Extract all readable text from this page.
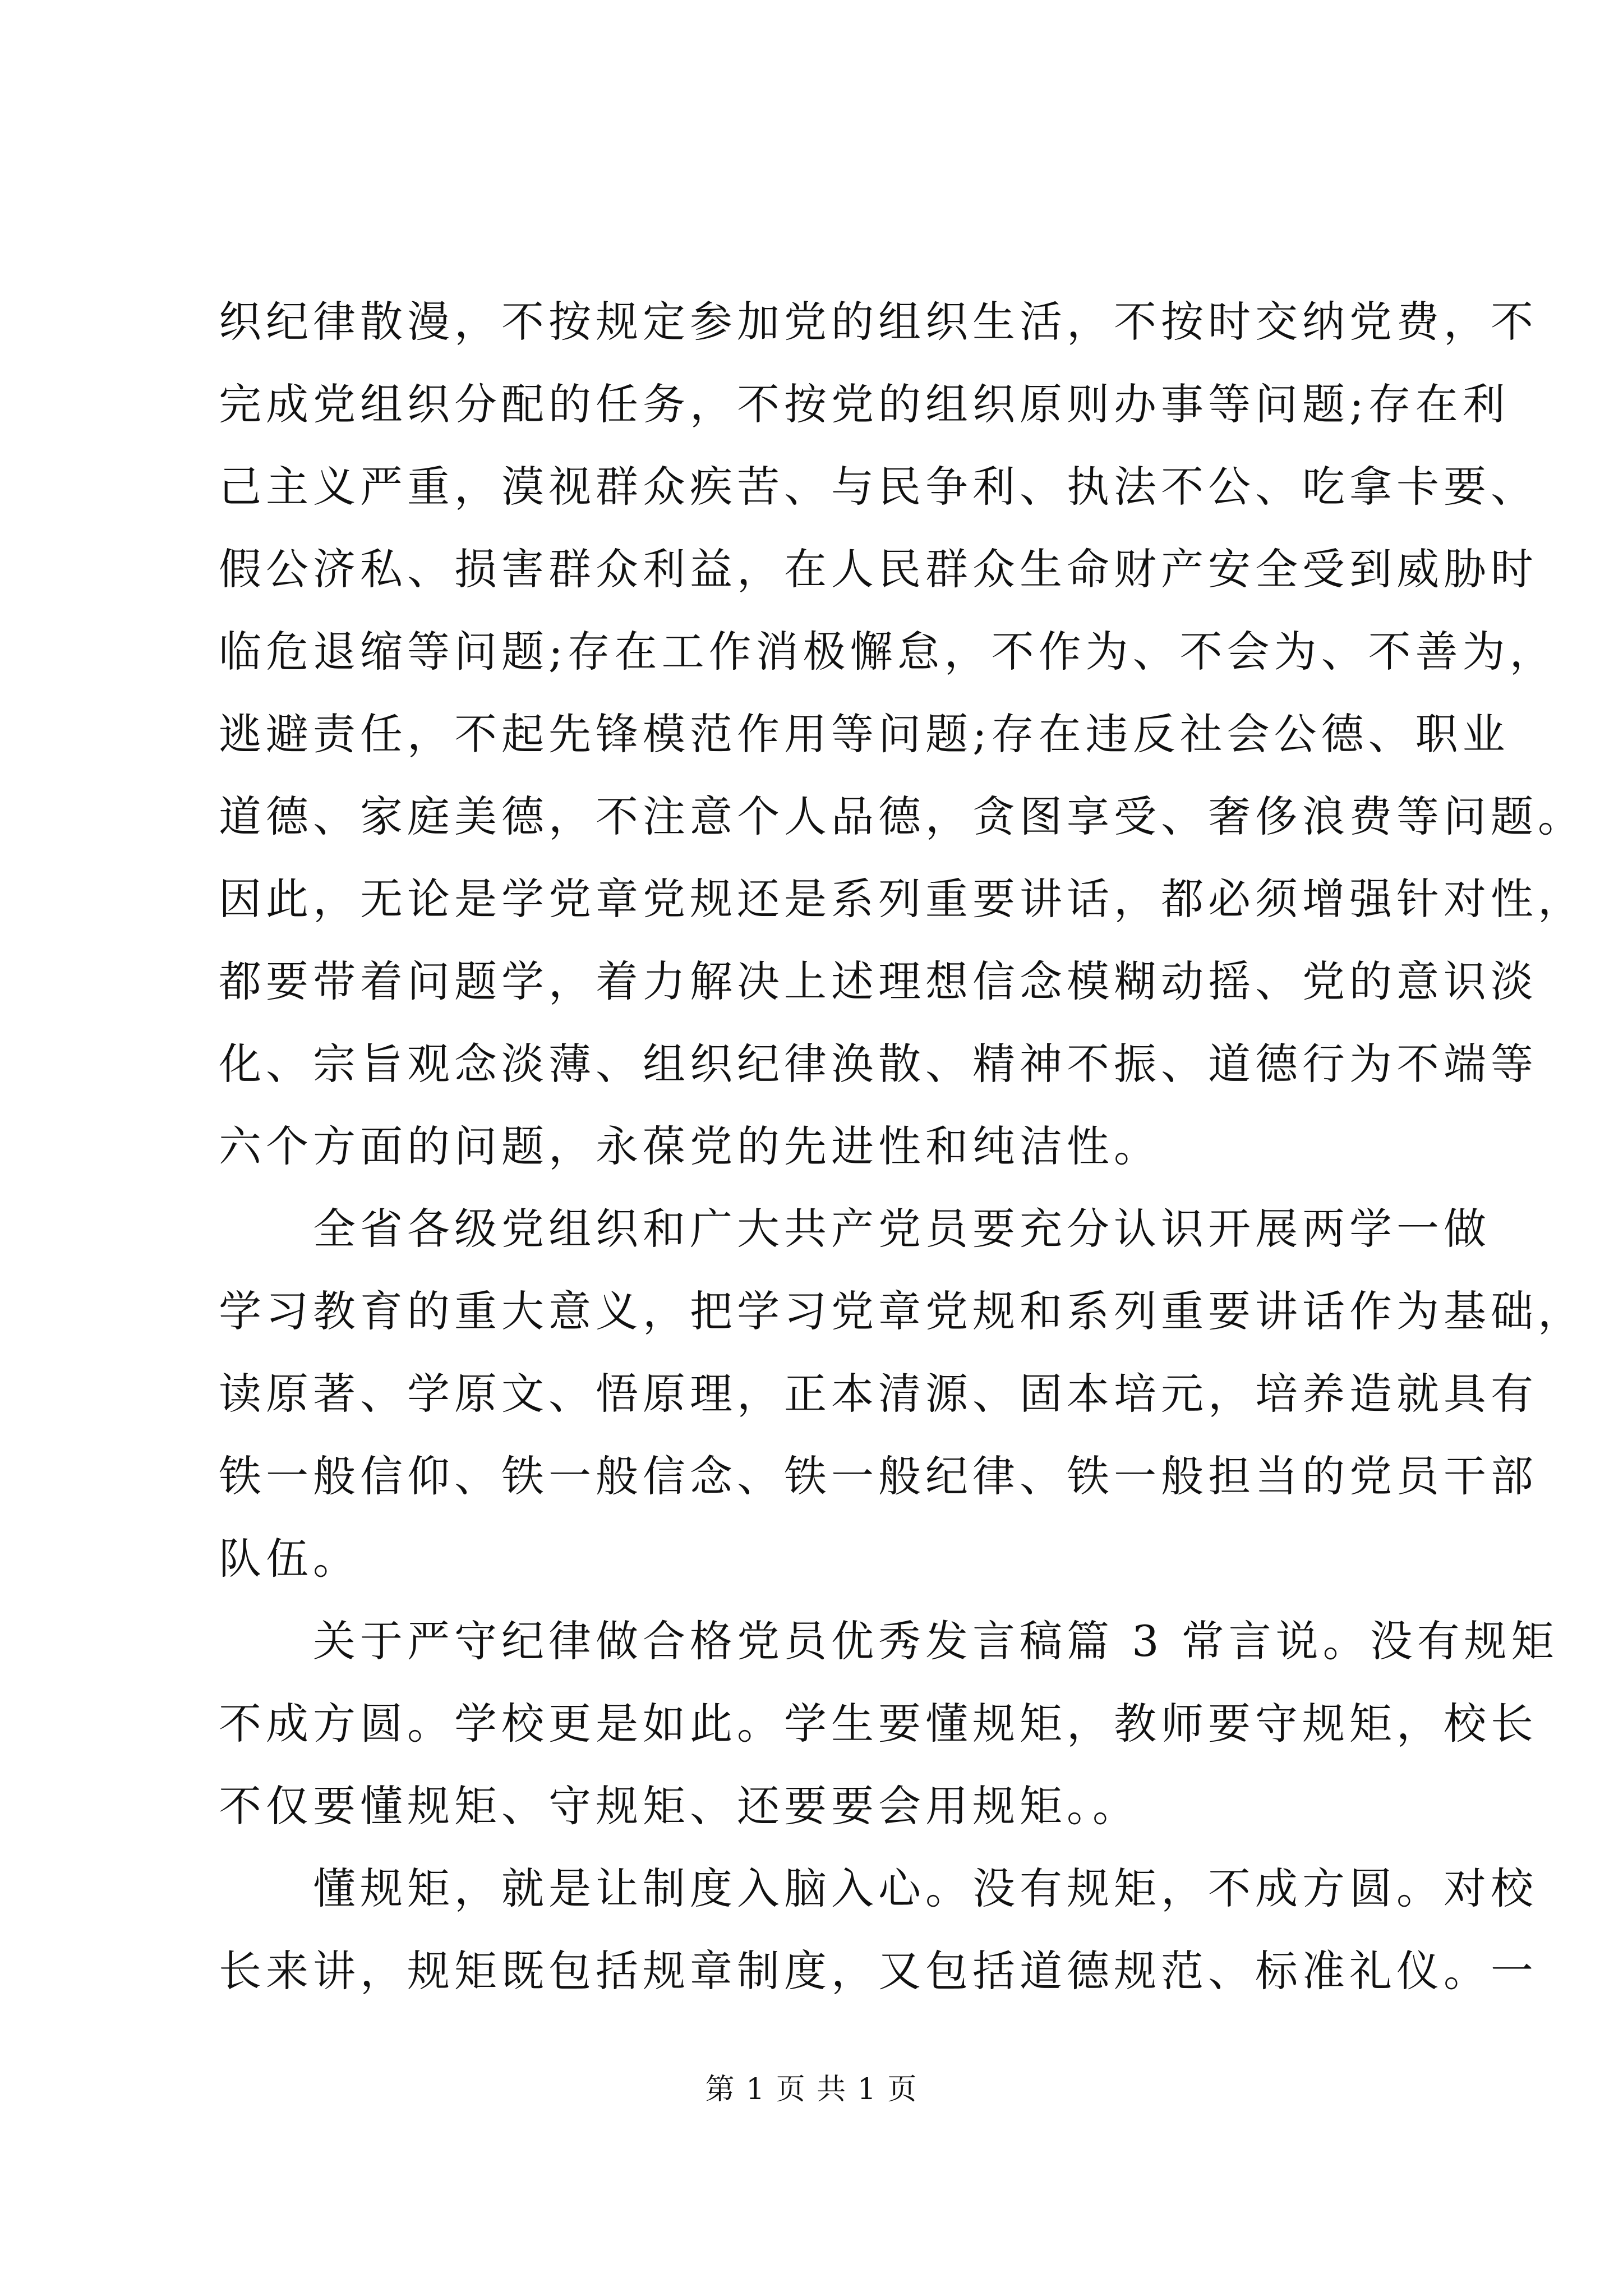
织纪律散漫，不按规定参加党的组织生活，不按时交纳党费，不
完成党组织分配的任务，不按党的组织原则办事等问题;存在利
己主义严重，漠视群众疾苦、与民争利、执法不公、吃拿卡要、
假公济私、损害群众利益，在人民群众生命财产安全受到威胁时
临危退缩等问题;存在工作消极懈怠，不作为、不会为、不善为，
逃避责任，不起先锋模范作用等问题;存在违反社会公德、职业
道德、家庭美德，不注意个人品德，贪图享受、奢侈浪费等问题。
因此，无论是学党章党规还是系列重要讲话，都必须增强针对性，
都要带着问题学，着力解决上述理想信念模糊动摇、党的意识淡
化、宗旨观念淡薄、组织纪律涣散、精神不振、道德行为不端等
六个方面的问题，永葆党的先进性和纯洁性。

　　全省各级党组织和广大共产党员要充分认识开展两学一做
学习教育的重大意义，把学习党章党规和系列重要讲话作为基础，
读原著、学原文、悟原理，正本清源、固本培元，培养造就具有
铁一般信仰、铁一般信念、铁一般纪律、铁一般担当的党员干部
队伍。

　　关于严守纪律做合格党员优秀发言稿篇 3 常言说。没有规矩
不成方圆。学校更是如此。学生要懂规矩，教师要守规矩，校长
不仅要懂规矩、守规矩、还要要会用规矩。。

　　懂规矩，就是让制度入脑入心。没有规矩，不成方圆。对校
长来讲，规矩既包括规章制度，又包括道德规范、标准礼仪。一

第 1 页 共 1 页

━━━━━━━━━━━━━━━━━━━━

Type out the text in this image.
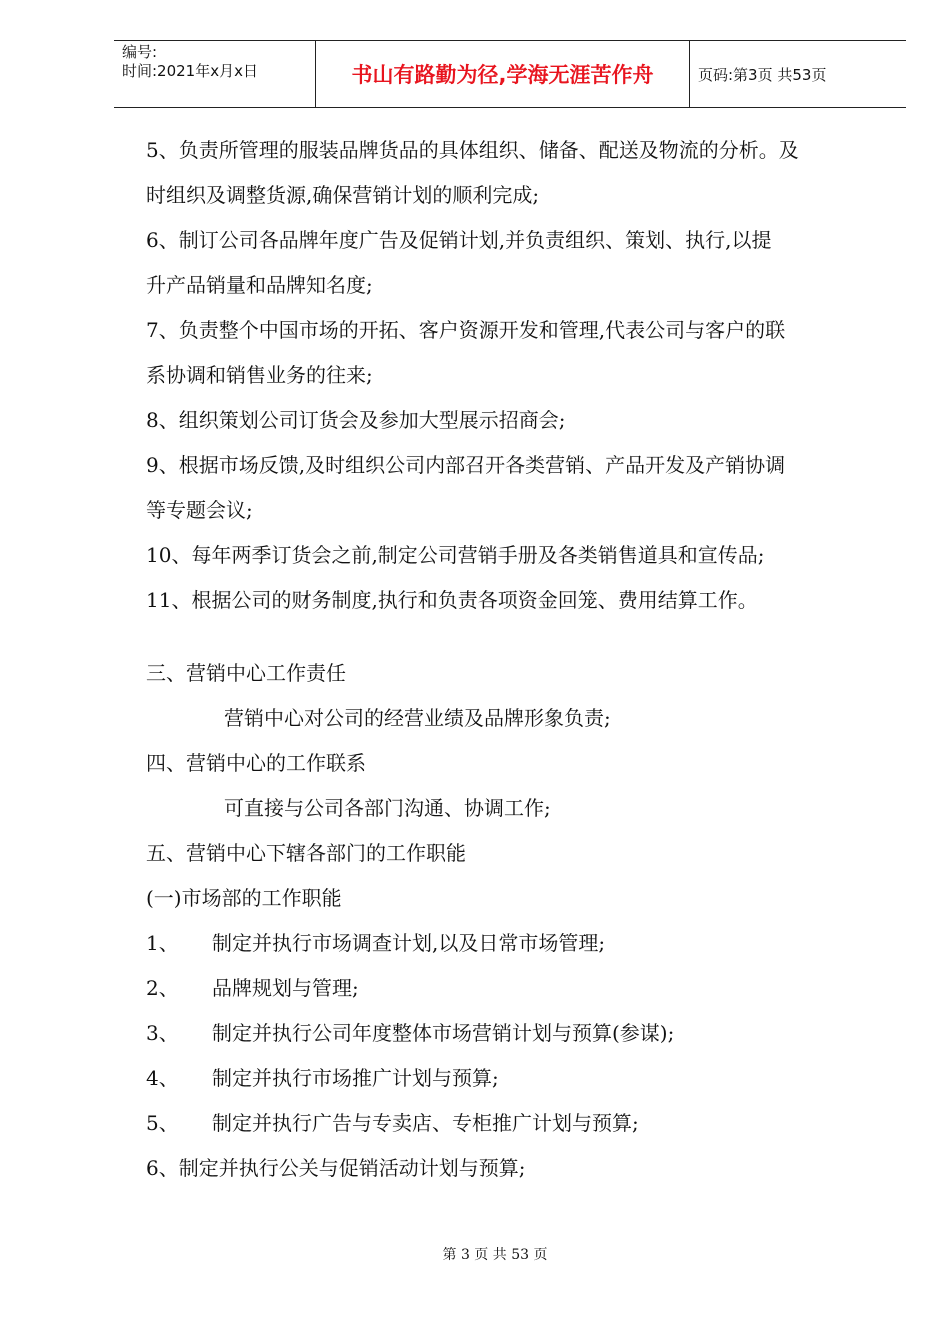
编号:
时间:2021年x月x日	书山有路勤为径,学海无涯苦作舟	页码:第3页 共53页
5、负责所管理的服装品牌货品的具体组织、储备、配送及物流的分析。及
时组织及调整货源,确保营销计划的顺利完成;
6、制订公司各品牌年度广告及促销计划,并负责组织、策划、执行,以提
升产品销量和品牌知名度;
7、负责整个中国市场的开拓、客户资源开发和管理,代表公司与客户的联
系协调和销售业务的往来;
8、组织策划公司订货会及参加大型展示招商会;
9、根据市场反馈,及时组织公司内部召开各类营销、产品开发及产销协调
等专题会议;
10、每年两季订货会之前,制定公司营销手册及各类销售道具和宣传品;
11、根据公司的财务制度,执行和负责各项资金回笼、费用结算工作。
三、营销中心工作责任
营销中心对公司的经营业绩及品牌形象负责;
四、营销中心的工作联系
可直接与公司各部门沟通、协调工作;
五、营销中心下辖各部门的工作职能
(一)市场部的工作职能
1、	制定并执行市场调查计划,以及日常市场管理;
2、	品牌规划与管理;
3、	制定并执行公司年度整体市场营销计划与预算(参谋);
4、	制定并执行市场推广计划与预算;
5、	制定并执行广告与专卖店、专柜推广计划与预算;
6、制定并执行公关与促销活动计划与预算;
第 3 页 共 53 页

━━━━━━━━━━━━━━━━━━━━

WRITTEN PROBLEM:
Pull every line containing the word "this" out of the entries above.

FULL SOLUTION:
Extract all readable text from this page.
Type out the text in this image.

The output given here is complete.